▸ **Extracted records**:

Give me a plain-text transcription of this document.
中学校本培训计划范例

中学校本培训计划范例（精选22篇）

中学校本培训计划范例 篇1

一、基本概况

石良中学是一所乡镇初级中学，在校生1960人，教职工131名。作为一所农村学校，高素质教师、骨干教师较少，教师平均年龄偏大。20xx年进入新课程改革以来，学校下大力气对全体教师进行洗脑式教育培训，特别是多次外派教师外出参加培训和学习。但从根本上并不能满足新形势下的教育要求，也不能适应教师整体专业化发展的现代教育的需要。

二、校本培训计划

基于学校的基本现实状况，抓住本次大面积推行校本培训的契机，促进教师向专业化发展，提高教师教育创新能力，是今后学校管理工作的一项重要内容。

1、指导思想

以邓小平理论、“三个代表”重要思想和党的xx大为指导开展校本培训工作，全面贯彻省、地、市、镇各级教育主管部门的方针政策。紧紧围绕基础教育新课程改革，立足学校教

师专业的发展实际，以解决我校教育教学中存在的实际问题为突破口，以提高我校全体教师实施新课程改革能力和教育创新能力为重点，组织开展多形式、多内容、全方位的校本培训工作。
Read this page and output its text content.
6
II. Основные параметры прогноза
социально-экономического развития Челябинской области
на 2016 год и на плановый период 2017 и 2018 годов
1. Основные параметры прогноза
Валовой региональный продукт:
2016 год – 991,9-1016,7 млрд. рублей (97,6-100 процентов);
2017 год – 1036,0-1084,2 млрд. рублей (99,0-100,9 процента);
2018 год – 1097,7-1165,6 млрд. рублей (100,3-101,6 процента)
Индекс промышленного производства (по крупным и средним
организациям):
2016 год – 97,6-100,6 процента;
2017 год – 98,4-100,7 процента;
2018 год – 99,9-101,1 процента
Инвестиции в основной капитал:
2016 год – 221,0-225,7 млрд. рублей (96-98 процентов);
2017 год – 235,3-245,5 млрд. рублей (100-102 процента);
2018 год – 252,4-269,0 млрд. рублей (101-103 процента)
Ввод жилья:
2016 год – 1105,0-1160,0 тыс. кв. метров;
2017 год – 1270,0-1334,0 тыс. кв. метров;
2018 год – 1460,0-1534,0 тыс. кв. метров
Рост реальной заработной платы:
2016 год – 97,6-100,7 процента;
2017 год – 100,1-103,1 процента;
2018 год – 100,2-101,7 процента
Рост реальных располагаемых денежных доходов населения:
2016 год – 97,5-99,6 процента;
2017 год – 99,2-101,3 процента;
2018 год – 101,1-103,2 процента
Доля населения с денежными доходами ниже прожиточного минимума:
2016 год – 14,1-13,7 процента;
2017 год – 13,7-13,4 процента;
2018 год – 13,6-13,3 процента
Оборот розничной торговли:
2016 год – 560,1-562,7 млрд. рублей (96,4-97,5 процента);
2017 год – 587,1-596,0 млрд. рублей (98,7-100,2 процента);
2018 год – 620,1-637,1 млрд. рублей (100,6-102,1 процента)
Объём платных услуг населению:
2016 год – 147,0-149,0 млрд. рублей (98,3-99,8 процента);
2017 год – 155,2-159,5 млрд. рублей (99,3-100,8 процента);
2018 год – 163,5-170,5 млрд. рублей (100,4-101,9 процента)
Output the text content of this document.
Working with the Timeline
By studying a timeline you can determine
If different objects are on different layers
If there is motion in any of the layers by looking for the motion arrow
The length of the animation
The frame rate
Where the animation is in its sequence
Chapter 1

▸ **Instructions for the task**:
Restate every line of the data word for word.

▸ **Completed task**:
Give me a plain-text transcription of this document.
中学校本培训计划范例

中学校本培训计划范例（精选22篇）

中学校本培训计划范例 篇1

一、基本概况

石良中学是一所乡镇初级中学，在校生1960人，教职工131名。作为一所农村学校，高素质教师、骨干教师较少，教师平均年龄偏大。20xx年进入新课程改革以来，学校下大力气对全体教师进行洗脑式教育培训，特别是多次外派教师外出参加培训和学习。但从根本上并不能满足新形势下的教育要求，也不能适应教师整体专业化发展的现代教育的需要。

二、校本培训计划

基于学校的基本现实状况，抓住本次大面积推行校本培训的契机，促进教师向专业化发展，提高教师教育创新能力，是今后学校管理工作的一项重要内容。

1、指导思想

以邓小平理论、“三个代表”重要思想和党的xx大为指导开展校本培训工作，全面贯彻省、地、市、镇各级教育主管部门的方针政策。紧紧围绕基础教育新课程改革，立足学校教

师专业的发展实际，以解决我校教育教学中存在的实际问题为突破口，以提高我校全体教师实施新课程改革能力和教育创新能力为重点，组织开展多形式、多内容、全方位的校本培训工作。
Read this page and output its text content.
6
II. Основные параметры прогноза
социально-экономического развития Челябинской области
на 2016 год и на плановый период 2017 и 2018 годов
1. Основные параметры прогноза
Валовой региональный продукт:
2016 год – 991,9-1016,7 млрд. рублей (97,6-100 процентов);
2017 год – 1036,0-1084,2 млрд. рублей (99,0-100,9 процента);
2018 год – 1097,7-1165,6 млрд. рублей (100,3-101,6 процента)
Индекс промышленного производства (по крупным и средним
организациям):
2016 год – 97,6-100,6 процента;
2017 год – 98,4-100,7 процента;
2018 год – 99,9-101,1 процента
Инвестиции в основной капитал:
2016 год – 221,0-225,7 млрд. рублей (96-98 процентов);
2017 год – 235,3-245,5 млрд. рублей (100-102 процента);
2018 год – 252,4-269,0 млрд. рублей (101-103 процента)
Ввод жилья:
2016 год – 1105,0-1160,0 тыс. кв. метров;
2017 год – 1270,0-1334,0 тыс. кв. метров;
2018 год – 1460,0-1534,0 тыс. кв. метров
Рост реальной заработной платы:
2016 год – 97,6-100,7 процента;
2017 год – 100,1-103,1 процента;
2018 год – 100,2-101,7 процента
Рост реальных располагаемых денежных доходов населения:
2016 год – 97,5-99,6 процента;
2017 год – 99,2-101,3 процента;
2018 год – 101,1-103,2 процента
Доля населения с денежными доходами ниже прожиточного минимума:
2016 год – 14,1-13,7 процента;
2017 год – 13,7-13,4 процента;
2018 год – 13,6-13,3 процента
Оборот розничной торговли:
2016 год – 560,1-562,7 млрд. рублей (96,4-97,5 процента);
2017 год – 587,1-596,0 млрд. рублей (98,7-100,2 процента);
2018 год – 620,1-637,1 млрд. рублей (100,6-102,1 процента)
Объём платных услуг населению:
2016 год – 147,0-149,0 млрд. рублей (98,3-99,8 процента);
2017 год – 155,2-159,5 млрд. рублей (99,3-100,8 процента);
2018 год – 163,5-170,5 млрд. рублей (100,4-101,9 процента)
Output the text content of this document.
Working with the Timeline
By studying a timeline you can determine
If different objects are on different layers
If there is motion in any of the layers by looking for the motion arrow
The length of the animation
The frame rate
Where the animation is in its sequence
Chapter 1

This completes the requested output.